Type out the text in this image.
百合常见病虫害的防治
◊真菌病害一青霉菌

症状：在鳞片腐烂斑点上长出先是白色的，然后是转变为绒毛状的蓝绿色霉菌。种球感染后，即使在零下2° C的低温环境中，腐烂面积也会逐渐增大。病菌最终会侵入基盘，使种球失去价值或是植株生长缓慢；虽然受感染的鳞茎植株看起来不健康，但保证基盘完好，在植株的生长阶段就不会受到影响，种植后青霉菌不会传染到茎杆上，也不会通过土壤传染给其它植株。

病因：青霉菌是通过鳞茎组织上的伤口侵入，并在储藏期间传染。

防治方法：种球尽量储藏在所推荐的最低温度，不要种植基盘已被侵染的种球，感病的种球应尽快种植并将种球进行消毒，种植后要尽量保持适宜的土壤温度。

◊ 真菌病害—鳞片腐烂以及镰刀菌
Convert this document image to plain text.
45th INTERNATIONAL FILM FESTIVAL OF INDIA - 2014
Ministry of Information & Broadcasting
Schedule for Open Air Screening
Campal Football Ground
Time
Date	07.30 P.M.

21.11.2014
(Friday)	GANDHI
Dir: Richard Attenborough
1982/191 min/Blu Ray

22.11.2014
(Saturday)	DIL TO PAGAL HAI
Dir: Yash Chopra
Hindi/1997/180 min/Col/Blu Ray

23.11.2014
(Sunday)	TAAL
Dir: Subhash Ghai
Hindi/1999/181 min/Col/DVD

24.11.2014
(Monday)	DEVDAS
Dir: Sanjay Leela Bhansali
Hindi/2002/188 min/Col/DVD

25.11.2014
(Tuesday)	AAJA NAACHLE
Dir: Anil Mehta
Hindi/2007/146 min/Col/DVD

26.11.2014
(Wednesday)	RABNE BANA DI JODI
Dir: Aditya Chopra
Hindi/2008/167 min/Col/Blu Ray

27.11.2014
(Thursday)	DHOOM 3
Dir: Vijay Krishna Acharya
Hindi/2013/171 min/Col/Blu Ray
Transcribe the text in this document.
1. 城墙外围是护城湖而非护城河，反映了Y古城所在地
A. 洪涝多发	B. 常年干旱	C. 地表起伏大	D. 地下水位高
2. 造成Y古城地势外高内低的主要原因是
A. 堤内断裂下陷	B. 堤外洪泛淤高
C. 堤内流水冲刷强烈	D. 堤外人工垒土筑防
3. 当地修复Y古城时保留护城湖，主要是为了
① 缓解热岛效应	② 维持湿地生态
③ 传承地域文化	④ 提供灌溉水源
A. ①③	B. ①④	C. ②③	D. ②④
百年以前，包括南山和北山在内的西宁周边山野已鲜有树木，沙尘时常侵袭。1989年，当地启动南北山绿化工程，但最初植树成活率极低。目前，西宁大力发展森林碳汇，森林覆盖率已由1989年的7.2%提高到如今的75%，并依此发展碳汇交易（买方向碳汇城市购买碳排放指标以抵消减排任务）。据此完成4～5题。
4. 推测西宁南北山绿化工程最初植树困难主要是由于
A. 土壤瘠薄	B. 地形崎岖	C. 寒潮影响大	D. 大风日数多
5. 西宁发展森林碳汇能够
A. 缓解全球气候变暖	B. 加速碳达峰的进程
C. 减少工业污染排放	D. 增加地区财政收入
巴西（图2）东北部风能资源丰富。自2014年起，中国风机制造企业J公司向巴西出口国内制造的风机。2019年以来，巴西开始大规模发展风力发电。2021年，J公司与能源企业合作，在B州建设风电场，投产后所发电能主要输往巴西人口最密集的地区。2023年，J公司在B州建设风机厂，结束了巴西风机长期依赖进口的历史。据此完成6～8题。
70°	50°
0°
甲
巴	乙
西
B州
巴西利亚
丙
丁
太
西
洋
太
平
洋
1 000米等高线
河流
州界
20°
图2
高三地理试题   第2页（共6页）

***

■ TASK DIRECTIONS: Repeat each of the entries above precisely as given.

■ IN RESPONSE:
Type out the text in this image.
百合常见病虫害的防治
◊真菌病害一青霉菌

症状：在鳞片腐烂斑点上长出先是白色的，然后是转变为绒毛状的蓝绿色霉菌。种球感染后，即使在零下2° C的低温环境中，腐烂面积也会逐渐增大。病菌最终会侵入基盘，使种球失去价值或是植株生长缓慢；虽然受感染的鳞茎植株看起来不健康，但保证基盘完好，在植株的生长阶段就不会受到影响，种植后青霉菌不会传染到茎杆上，也不会通过土壤传染给其它植株。

病因：青霉菌是通过鳞茎组织上的伤口侵入，并在储藏期间传染。

防治方法：种球尽量储藏在所推荐的最低温度，不要种植基盘已被侵染的种球，感病的种球应尽快种植并将种球进行消毒，种植后要尽量保持适宜的土壤温度。

◊ 真菌病害—鳞片腐烂以及镰刀菌
Convert this document image to plain text.
45th INTERNATIONAL FILM FESTIVAL OF INDIA - 2014
Ministry of Information & Broadcasting
Schedule for Open Air Screening
Campal Football Ground
Time
Date	07.30 P.M.

21.11.2014
(Friday)	GANDHI
Dir: Richard Attenborough
1982/191 min/Blu Ray

22.11.2014
(Saturday)	DIL TO PAGAL HAI
Dir: Yash Chopra
Hindi/1997/180 min/Col/Blu Ray

23.11.2014
(Sunday)	TAAL
Dir: Subhash Ghai
Hindi/1999/181 min/Col/DVD

24.11.2014
(Monday)	DEVDAS
Dir: Sanjay Leela Bhansali
Hindi/2002/188 min/Col/DVD

25.11.2014
(Tuesday)	AAJA NAACHLE
Dir: Anil Mehta
Hindi/2007/146 min/Col/DVD

26.11.2014
(Wednesday)	RABNE BANA DI JODI
Dir: Aditya Chopra
Hindi/2008/167 min/Col/Blu Ray

27.11.2014
(Thursday)	DHOOM 3
Dir: Vijay Krishna Acharya
Hindi/2013/171 min/Col/Blu Ray
Transcribe the text in this document.
1. 城墙外围是护城湖而非护城河，反映了Y古城所在地
A. 洪涝多发	B. 常年干旱	C. 地表起伏大	D. 地下水位高
2. 造成Y古城地势外高内低的主要原因是
A. 堤内断裂下陷	B. 堤外洪泛淤高
C. 堤内流水冲刷强烈	D. 堤外人工垒土筑防
3. 当地修复Y古城时保留护城湖，主要是为了
① 缓解热岛效应	② 维持湿地生态
③ 传承地域文化	④ 提供灌溉水源
A. ①③	B. ①④	C. ②③	D. ②④
百年以前，包括南山和北山在内的西宁周边山野已鲜有树木，沙尘时常侵袭。1989年，当地启动南北山绿化工程，但最初植树成活率极低。目前，西宁大力发展森林碳汇，森林覆盖率已由1989年的7.2%提高到如今的75%，并依此发展碳汇交易（买方向碳汇城市购买碳排放指标以抵消减排任务）。据此完成4～5题。
4. 推测西宁南北山绿化工程最初植树困难主要是由于
A. 土壤瘠薄	B. 地形崎岖	C. 寒潮影响大	D. 大风日数多
5. 西宁发展森林碳汇能够
A. 缓解全球气候变暖	B. 加速碳达峰的进程
C. 减少工业污染排放	D. 增加地区财政收入
巴西（图2）东北部风能资源丰富。自2014年起，中国风机制造企业J公司向巴西出口国内制造的风机。2019年以来，巴西开始大规模发展风力发电。2021年，J公司与能源企业合作，在B州建设风电场，投产后所发电能主要输往巴西人口最密集的地区。2023年，J公司在B州建设风机厂，结束了巴西风机长期依赖进口的历史。据此完成6～8题。
70°	50°
0°
甲
巴	乙
西
B州
巴西利亚
丙
丁
太
西
洋
太
平
洋
1 000米等高线
河流
州界
20°
图2
高三地理试题   第2页（共6页）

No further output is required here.